Intracellular zinc release, 12-lipoxygenase activation and MAPK dependent neuronal and oligodendroglial death

Abstract

Zinc translocation from presynaptic nerve terminals to postsynaptic neurons has generally been considered the critical step leading to the accumulation of intracellular free zinc and subsequent neuronal injury. Recent evidence, however, strongly suggests that the liberation of zinc from intracellular stores upon oxidative and nitrative stimulation contributes significantly to the toxicity of this metal not only to neurons, but also to oligodendrocytes. The exact cell death signaling pathways triggered by zinc are beginning to be deciphered. In this review, we describe how the activation of 12-lipoxygenase and mitogen-activated protein kinase (MAPK) contribute to the toxicity of liberated zinc to neurons and oligodendrocytes.

Figure 1

Oxidative or nitrative stress-induced neuronal death pathways. Peroxynitrite or oxidative stressors (for example, DTDP, MIT) cause zinc release from metallothionein and/or mitochondria either directly or indirectly via the conversion of reduced glutathione (GSH) to oxidized glutathione (GSSG). Zinc activates 12-LOX and causes neuronal death via activation of p38 or ERK1/2. Phosphorylation of p38 results in caspase-dependent apoptosis, which is mediated in part by phosphorylation of the Kv2.1 potassium channel and subsequent K ± efflux. Phosphorylation of ERK1/2, which is downstream of 12-LOX activation and ERK1/2 directed phosphatase (MKP) inhibition, causes NADPH oxidase activation and ROS generation. ROS, which are also generated from activation of 12-LOX and from mitochondria, activate PARP leading to ATP depletion and caspase-independent neuronal death.
################
== PROBLEM SET ==
1) Copy the passage of the zinc review from "Intracellular zinc release, 12-lipoxygenase" to "neurons and oligodendrocytes.", switching "oligodendrocytes" to "glial cells" wherever it occurs.
2) Resume the review on zinc-triggered neuronal and oligodendroglial death, picking up right after its final sentence.

== Items from a data source ==
################
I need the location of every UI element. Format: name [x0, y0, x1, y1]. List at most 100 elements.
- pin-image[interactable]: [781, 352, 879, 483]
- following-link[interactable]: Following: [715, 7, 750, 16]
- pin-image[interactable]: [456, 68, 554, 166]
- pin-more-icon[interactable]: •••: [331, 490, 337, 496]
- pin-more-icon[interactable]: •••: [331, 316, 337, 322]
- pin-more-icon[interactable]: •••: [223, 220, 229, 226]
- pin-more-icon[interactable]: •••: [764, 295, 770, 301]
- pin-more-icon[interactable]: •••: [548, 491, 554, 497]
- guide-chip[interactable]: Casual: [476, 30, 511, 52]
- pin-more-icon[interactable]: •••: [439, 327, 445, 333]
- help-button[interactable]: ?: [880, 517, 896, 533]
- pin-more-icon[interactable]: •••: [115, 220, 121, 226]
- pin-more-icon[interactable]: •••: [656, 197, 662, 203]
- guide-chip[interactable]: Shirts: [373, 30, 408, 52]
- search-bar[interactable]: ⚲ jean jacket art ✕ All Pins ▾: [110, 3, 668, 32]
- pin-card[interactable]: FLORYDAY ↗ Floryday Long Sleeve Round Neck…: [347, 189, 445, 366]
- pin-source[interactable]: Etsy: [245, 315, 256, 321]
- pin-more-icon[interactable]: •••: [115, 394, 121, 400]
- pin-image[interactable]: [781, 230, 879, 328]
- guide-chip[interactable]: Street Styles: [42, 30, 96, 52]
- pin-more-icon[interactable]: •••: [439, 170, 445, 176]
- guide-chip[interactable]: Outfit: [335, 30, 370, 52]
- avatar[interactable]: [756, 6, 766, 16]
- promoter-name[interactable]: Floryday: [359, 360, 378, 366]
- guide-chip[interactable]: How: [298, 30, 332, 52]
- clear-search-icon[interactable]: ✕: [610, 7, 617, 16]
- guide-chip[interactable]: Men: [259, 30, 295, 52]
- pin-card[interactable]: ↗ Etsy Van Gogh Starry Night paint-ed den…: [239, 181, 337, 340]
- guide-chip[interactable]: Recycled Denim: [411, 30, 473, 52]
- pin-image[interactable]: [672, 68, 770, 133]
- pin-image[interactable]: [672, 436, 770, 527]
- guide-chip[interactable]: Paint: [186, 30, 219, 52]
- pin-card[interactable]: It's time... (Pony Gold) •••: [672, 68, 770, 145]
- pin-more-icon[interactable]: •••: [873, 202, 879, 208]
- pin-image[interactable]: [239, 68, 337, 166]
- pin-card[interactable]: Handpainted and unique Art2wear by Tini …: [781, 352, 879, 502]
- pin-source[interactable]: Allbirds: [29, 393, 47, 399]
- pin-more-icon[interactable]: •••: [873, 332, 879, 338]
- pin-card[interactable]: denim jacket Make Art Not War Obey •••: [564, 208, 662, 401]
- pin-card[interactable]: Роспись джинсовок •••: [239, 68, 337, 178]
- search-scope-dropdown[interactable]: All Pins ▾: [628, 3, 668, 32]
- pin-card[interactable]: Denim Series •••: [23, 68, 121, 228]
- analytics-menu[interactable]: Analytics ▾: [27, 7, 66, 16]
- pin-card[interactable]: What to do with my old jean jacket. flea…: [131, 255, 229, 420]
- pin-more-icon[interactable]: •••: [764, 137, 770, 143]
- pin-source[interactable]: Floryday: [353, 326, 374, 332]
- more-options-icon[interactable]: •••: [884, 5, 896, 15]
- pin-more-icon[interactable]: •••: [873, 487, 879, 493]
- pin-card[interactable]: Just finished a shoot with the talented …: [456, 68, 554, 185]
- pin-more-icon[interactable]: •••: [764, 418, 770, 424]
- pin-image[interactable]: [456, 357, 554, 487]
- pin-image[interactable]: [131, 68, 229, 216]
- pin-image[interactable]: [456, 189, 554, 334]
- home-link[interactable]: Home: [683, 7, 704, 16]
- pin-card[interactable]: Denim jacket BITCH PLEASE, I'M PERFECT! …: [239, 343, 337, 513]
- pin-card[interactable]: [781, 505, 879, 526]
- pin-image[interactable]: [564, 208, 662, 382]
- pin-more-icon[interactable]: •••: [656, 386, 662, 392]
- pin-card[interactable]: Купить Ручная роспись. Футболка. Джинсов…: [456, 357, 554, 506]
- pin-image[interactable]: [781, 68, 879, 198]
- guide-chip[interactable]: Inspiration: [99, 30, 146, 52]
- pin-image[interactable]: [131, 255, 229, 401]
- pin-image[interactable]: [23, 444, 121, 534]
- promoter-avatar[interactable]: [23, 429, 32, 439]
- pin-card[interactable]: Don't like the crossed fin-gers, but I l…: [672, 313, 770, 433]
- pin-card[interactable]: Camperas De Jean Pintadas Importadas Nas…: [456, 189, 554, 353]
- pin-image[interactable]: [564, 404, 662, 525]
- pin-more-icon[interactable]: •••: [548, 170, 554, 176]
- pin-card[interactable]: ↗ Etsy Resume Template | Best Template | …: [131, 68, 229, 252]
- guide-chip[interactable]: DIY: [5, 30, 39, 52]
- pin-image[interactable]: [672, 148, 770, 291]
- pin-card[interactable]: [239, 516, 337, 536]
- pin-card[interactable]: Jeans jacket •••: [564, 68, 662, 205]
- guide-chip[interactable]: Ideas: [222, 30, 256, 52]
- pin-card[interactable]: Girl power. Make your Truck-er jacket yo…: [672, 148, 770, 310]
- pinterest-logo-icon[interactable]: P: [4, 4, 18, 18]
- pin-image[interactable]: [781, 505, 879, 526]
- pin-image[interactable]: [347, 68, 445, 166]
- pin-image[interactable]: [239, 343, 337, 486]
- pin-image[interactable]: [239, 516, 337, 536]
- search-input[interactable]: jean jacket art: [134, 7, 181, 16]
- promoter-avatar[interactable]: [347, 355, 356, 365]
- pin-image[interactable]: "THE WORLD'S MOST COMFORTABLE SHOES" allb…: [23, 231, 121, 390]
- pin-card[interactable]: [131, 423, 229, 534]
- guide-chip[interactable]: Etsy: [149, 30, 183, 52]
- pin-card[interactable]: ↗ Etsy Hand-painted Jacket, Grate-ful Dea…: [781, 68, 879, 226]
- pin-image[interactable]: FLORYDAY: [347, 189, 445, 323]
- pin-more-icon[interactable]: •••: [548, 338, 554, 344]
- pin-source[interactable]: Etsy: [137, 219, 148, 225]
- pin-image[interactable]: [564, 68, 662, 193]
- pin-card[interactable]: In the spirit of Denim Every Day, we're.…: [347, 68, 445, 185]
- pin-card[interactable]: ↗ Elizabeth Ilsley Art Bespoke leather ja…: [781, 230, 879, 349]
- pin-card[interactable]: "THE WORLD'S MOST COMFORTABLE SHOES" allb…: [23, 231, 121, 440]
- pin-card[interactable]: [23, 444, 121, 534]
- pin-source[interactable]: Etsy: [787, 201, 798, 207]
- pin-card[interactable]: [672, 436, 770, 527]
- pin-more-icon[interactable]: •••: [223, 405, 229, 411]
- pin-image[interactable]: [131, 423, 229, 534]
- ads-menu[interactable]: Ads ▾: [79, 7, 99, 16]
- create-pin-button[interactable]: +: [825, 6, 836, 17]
################
== TASK RESULTS ==
1)
Intracellular zinc release, 12-lipoxygenase activation and MAPK dependent neuronal and oligodendroglial death

Abstract

Zinc translocation from presynaptic nerve terminals to postsynaptic neurons has generally been considered the critical step leading to the accumulation of intracellular free zinc and subsequent neuronal injury. Recent evidence, however, strongly suggests that the liberation of zinc from intracellular stores upon oxidative and nitrative stimulation contributes significantly to the toxicity of this metal not only to neurons, but also to glial cells. The exact cell death signaling pathways triggered by zinc are beginning to be deciphered. In this review, we describe how the activation of 12-lipoxygenase and mitogen-activated protein kinase (MAPK) contribute to the toxicity of liberated zinc to neurons and glial cells.

2)
Figure 2

Pathway of peroxynitrite-induced toxicity to mature oligodendrocytes. Peroxynitrite triggers zinc release from metallothionein and/or mitochondria either directly or indirectly via the conversion of reduced glutathione (GSH) to oxidized glutathione (GSSG). Zinc induces ERK1/2 phosphorylation, which may be due partially to the inhibition of MKP activity. In contrast to neurons, ERK1/2 phosphorylation occurs upstream of 12-LOX in mature oligodendrocytes. ROS generated from 12-LOX activation and mitochondria are toxic to mature oligodendrocytes.